▶ [Your task]: Return each line of the data below verbatim; pictures are to be left out.

▶ [Rows from a dataset]:
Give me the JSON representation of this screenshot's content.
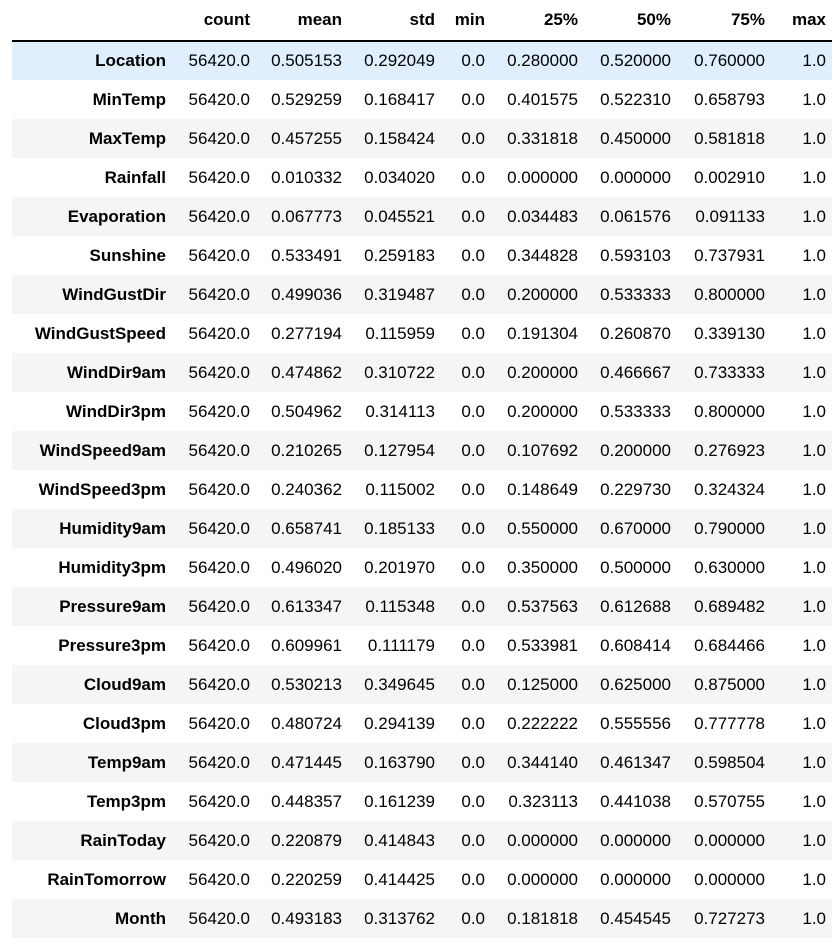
{
  "table": {
    "columns": [
      "count",
      "mean",
      "std",
      "min",
      "25%",
      "50%",
      "75%",
      "max"
    ],
    "hovered_row": 0,
    "rows": [
      {
        "label": "Location",
        "values": [
          "56420.0",
          "0.505153",
          "0.292049",
          "0.0",
          "0.280000",
          "0.520000",
          "0.760000",
          "1.0"
        ]
      },
      {
        "label": "MinTemp",
        "values": [
          "56420.0",
          "0.529259",
          "0.168417",
          "0.0",
          "0.401575",
          "0.522310",
          "0.658793",
          "1.0"
        ]
      },
      {
        "label": "MaxTemp",
        "values": [
          "56420.0",
          "0.457255",
          "0.158424",
          "0.0",
          "0.331818",
          "0.450000",
          "0.581818",
          "1.0"
        ]
      },
      {
        "label": "Rainfall",
        "values": [
          "56420.0",
          "0.010332",
          "0.034020",
          "0.0",
          "0.000000",
          "0.000000",
          "0.002910",
          "1.0"
        ]
      },
      {
        "label": "Evaporation",
        "values": [
          "56420.0",
          "0.067773",
          "0.045521",
          "0.0",
          "0.034483",
          "0.061576",
          "0.091133",
          "1.0"
        ]
      },
      {
        "label": "Sunshine",
        "values": [
          "56420.0",
          "0.533491",
          "0.259183",
          "0.0",
          "0.344828",
          "0.593103",
          "0.737931",
          "1.0"
        ]
      },
      {
        "label": "WindGustDir",
        "values": [
          "56420.0",
          "0.499036",
          "0.319487",
          "0.0",
          "0.200000",
          "0.533333",
          "0.800000",
          "1.0"
        ]
      },
      {
        "label": "WindGustSpeed",
        "values": [
          "56420.0",
          "0.277194",
          "0.115959",
          "0.0",
          "0.191304",
          "0.260870",
          "0.339130",
          "1.0"
        ]
      },
      {
        "label": "WindDir9am",
        "values": [
          "56420.0",
          "0.474862",
          "0.310722",
          "0.0",
          "0.200000",
          "0.466667",
          "0.733333",
          "1.0"
        ]
      },
      {
        "label": "WindDir3pm",
        "values": [
          "56420.0",
          "0.504962",
          "0.314113",
          "0.0",
          "0.200000",
          "0.533333",
          "0.800000",
          "1.0"
        ]
      },
      {
        "label": "WindSpeed9am",
        "values": [
          "56420.0",
          "0.210265",
          "0.127954",
          "0.0",
          "0.107692",
          "0.200000",
          "0.276923",
          "1.0"
        ]
      },
      {
        "label": "WindSpeed3pm",
        "values": [
          "56420.0",
          "0.240362",
          "0.115002",
          "0.0",
          "0.148649",
          "0.229730",
          "0.324324",
          "1.0"
        ]
      },
      {
        "label": "Humidity9am",
        "values": [
          "56420.0",
          "0.658741",
          "0.185133",
          "0.0",
          "0.550000",
          "0.670000",
          "0.790000",
          "1.0"
        ]
      },
      {
        "label": "Humidity3pm",
        "values": [
          "56420.0",
          "0.496020",
          "0.201970",
          "0.0",
          "0.350000",
          "0.500000",
          "0.630000",
          "1.0"
        ]
      },
      {
        "label": "Pressure9am",
        "values": [
          "56420.0",
          "0.613347",
          "0.115348",
          "0.0",
          "0.537563",
          "0.612688",
          "0.689482",
          "1.0"
        ]
      },
      {
        "label": "Pressure3pm",
        "values": [
          "56420.0",
          "0.609961",
          "0.111179",
          "0.0",
          "0.533981",
          "0.608414",
          "0.684466",
          "1.0"
        ]
      },
      {
        "label": "Cloud9am",
        "values": [
          "56420.0",
          "0.530213",
          "0.349645",
          "0.0",
          "0.125000",
          "0.625000",
          "0.875000",
          "1.0"
        ]
      },
      {
        "label": "Cloud3pm",
        "values": [
          "56420.0",
          "0.480724",
          "0.294139",
          "0.0",
          "0.222222",
          "0.555556",
          "0.777778",
          "1.0"
        ]
      },
      {
        "label": "Temp9am",
        "values": [
          "56420.0",
          "0.471445",
          "0.163790",
          "0.0",
          "0.344140",
          "0.461347",
          "0.598504",
          "1.0"
        ]
      },
      {
        "label": "Temp3pm",
        "values": [
          "56420.0",
          "0.448357",
          "0.161239",
          "0.0",
          "0.323113",
          "0.441038",
          "0.570755",
          "1.0"
        ]
      },
      {
        "label": "RainToday",
        "values": [
          "56420.0",
          "0.220879",
          "0.414843",
          "0.0",
          "0.000000",
          "0.000000",
          "0.000000",
          "1.0"
        ]
      },
      {
        "label": "RainTomorrow",
        "values": [
          "56420.0",
          "0.220259",
          "0.414425",
          "0.0",
          "0.000000",
          "0.000000",
          "0.000000",
          "1.0"
        ]
      },
      {
        "label": "Month",
        "values": [
          "56420.0",
          "0.493183",
          "0.313762",
          "0.0",
          "0.181818",
          "0.454545",
          "0.727273",
          "1.0"
        ]
      }
    ]
  }
}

▶ [Solution to this exercise]:
Give me the JSON representation of this screenshot's content.
{
  "table": {
    "columns": [
      "count",
      "mean",
      "std",
      "min",
      "25%",
      "50%",
      "75%",
      "max"
    ],
    "hovered_row": 0,
    "rows": [
      {
        "label": "Location",
        "values": [
          "56420.0",
          "0.505153",
          "0.292049",
          "0.0",
          "0.280000",
          "0.520000",
          "0.760000",
          "1.0"
        ]
      },
      {
        "label": "MinTemp",
        "values": [
          "56420.0",
          "0.529259",
          "0.168417",
          "0.0",
          "0.401575",
          "0.522310",
          "0.658793",
          "1.0"
        ]
      },
      {
        "label": "MaxTemp",
        "values": [
          "56420.0",
          "0.457255",
          "0.158424",
          "0.0",
          "0.331818",
          "0.450000",
          "0.581818",
          "1.0"
        ]
      },
      {
        "label": "Rainfall",
        "values": [
          "56420.0",
          "0.010332",
          "0.034020",
          "0.0",
          "0.000000",
          "0.000000",
          "0.002910",
          "1.0"
        ]
      },
      {
        "label": "Evaporation",
        "values": [
          "56420.0",
          "0.067773",
          "0.045521",
          "0.0",
          "0.034483",
          "0.061576",
          "0.091133",
          "1.0"
        ]
      },
      {
        "label": "Sunshine",
        "values": [
          "56420.0",
          "0.533491",
          "0.259183",
          "0.0",
          "0.344828",
          "0.593103",
          "0.737931",
          "1.0"
        ]
      },
      {
        "label": "WindGustDir",
        "values": [
          "56420.0",
          "0.499036",
          "0.319487",
          "0.0",
          "0.200000",
          "0.533333",
          "0.800000",
          "1.0"
        ]
      },
      {
        "label": "WindGustSpeed",
        "values": [
          "56420.0",
          "0.277194",
          "0.115959",
          "0.0",
          "0.191304",
          "0.260870",
          "0.339130",
          "1.0"
        ]
      },
      {
        "label": "WindDir9am",
        "values": [
          "56420.0",
          "0.474862",
          "0.310722",
          "0.0",
          "0.200000",
          "0.466667",
          "0.733333",
          "1.0"
        ]
      },
      {
        "label": "WindDir3pm",
        "values": [
          "56420.0",
          "0.504962",
          "0.314113",
          "0.0",
          "0.200000",
          "0.533333",
          "0.800000",
          "1.0"
        ]
      },
      {
        "label": "WindSpeed9am",
        "values": [
          "56420.0",
          "0.210265",
          "0.127954",
          "0.0",
          "0.107692",
          "0.200000",
          "0.276923",
          "1.0"
        ]
      },
      {
        "label": "WindSpeed3pm",
        "values": [
          "56420.0",
          "0.240362",
          "0.115002",
          "0.0",
          "0.148649",
          "0.229730",
          "0.324324",
          "1.0"
        ]
      },
      {
        "label": "Humidity9am",
        "values": [
          "56420.0",
          "0.658741",
          "0.185133",
          "0.0",
          "0.550000",
          "0.670000",
          "0.790000",
          "1.0"
        ]
      },
      {
        "label": "Humidity3pm",
        "values": [
          "56420.0",
          "0.496020",
          "0.201970",
          "0.0",
          "0.350000",
          "0.500000",
          "0.630000",
          "1.0"
        ]
      },
      {
        "label": "Pressure9am",
        "values": [
          "56420.0",
          "0.613347",
          "0.115348",
          "0.0",
          "0.537563",
          "0.612688",
          "0.689482",
          "1.0"
        ]
      },
      {
        "label": "Pressure3pm",
        "values": [
          "56420.0",
          "0.609961",
          "0.111179",
          "0.0",
          "0.533981",
          "0.608414",
          "0.684466",
          "1.0"
        ]
      },
      {
        "label": "Cloud9am",
        "values": [
          "56420.0",
          "0.530213",
          "0.349645",
          "0.0",
          "0.125000",
          "0.625000",
          "0.875000",
          "1.0"
        ]
      },
      {
        "label": "Cloud3pm",
        "values": [
          "56420.0",
          "0.480724",
          "0.294139",
          "0.0",
          "0.222222",
          "0.555556",
          "0.777778",
          "1.0"
        ]
      },
      {
        "label": "Temp9am",
        "values": [
          "56420.0",
          "0.471445",
          "0.163790",
          "0.0",
          "0.344140",
          "0.461347",
          "0.598504",
          "1.0"
        ]
      },
      {
        "label": "Temp3pm",
        "values": [
          "56420.0",
          "0.448357",
          "0.161239",
          "0.0",
          "0.323113",
          "0.441038",
          "0.570755",
          "1.0"
        ]
      },
      {
        "label": "RainToday",
        "values": [
          "56420.0",
          "0.220879",
          "0.414843",
          "0.0",
          "0.000000",
          "0.000000",
          "0.000000",
          "1.0"
        ]
      },
      {
        "label": "RainTomorrow",
        "values": [
          "56420.0",
          "0.220259",
          "0.414425",
          "0.0",
          "0.000000",
          "0.000000",
          "0.000000",
          "1.0"
        ]
      },
      {
        "label": "Month",
        "values": [
          "56420.0",
          "0.493183",
          "0.313762",
          "0.0",
          "0.181818",
          "0.454545",
          "0.727273",
          "1.0"
        ]
      }
    ]
  }
}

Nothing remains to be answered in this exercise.